TO DO
Without changing a character, return the entries, but not the images they hold.

RECORDS TO PROCESS
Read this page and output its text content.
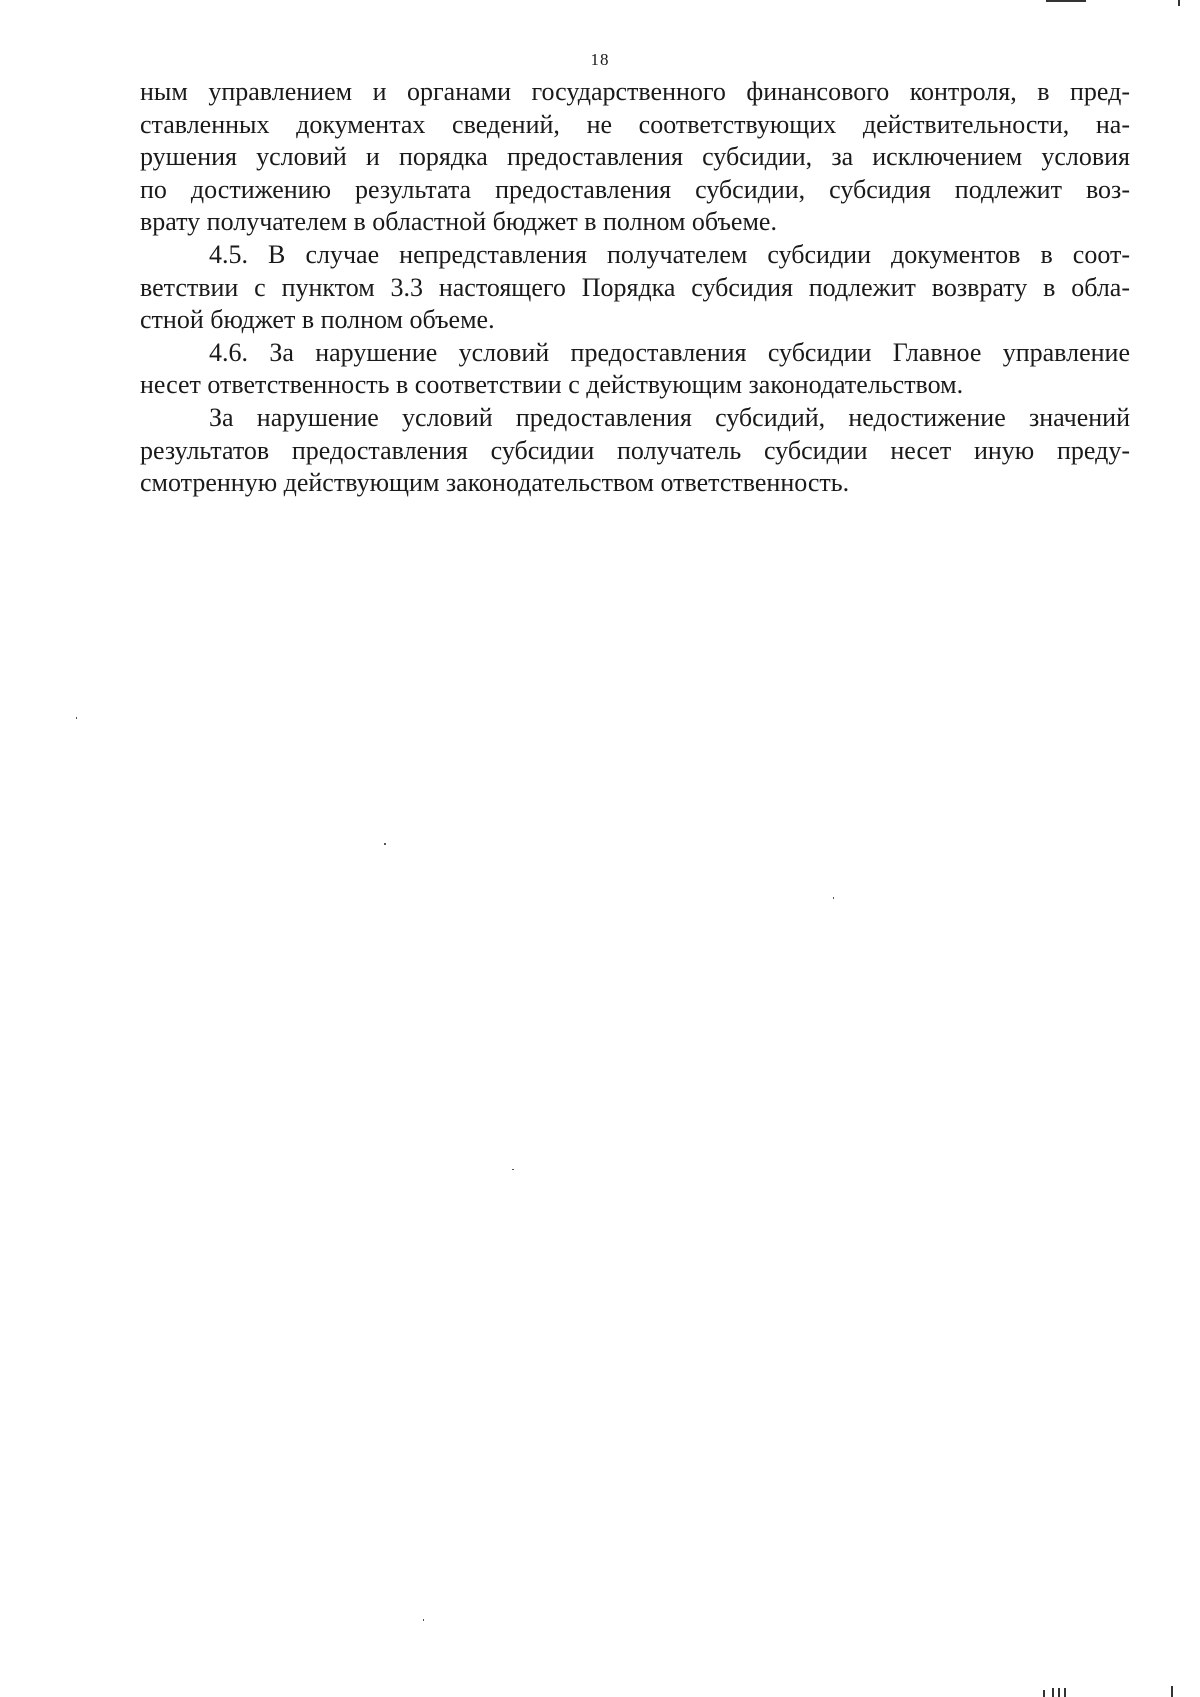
18

ным управлением и органами государственного финансового контроля, в пред-
ставленных документах сведений, не соответствующих действительности, на-
рушения условий и порядка предоставления субсидии, за исключением условия
по достижению результата предоставления субсидии, субсидия подлежит воз-
врату получателем в областной бюджет в полном объеме.

4.5. В случае непредставления получателем субсидии документов в соот-
ветствии с пунктом 3.3 настоящего Порядка субсидия подлежит возврату в обла-
стной бюджет в полном объеме.

4.6. За нарушение условий предоставления субсидии Главное управление
несет ответственность в соответствии с действующим законодательством.

За нарушение условий предоставления субсидий, недостижение значений
результатов предоставления субсидии получатель субсидии несет иную преду-
смотренную действующим законодательством ответственность.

FULL SOLUTION
Read this page and output its text content.
18

ным управлением и органами государственного финансового контроля, в пред-
ставленных документах сведений, не соответствующих действительности, на-
рушения условий и порядка предоставления субсидии, за исключением условия
по достижению результата предоставления субсидии, субсидия подлежит воз-
врату получателем в областной бюджет в полном объеме.

4.5. В случае непредставления получателем субсидии документов в соот-
ветствии с пунктом 3.3 настоящего Порядка субсидия подлежит возврату в обла-
стной бюджет в полном объеме.

4.6. За нарушение условий предоставления субсидии Главное управление
несет ответственность в соответствии с действующим законодательством.

За нарушение условий предоставления субсидий, недостижение значений
результатов предоставления субсидии получатель субсидии несет иную преду-
смотренную действующим законодательством ответственность.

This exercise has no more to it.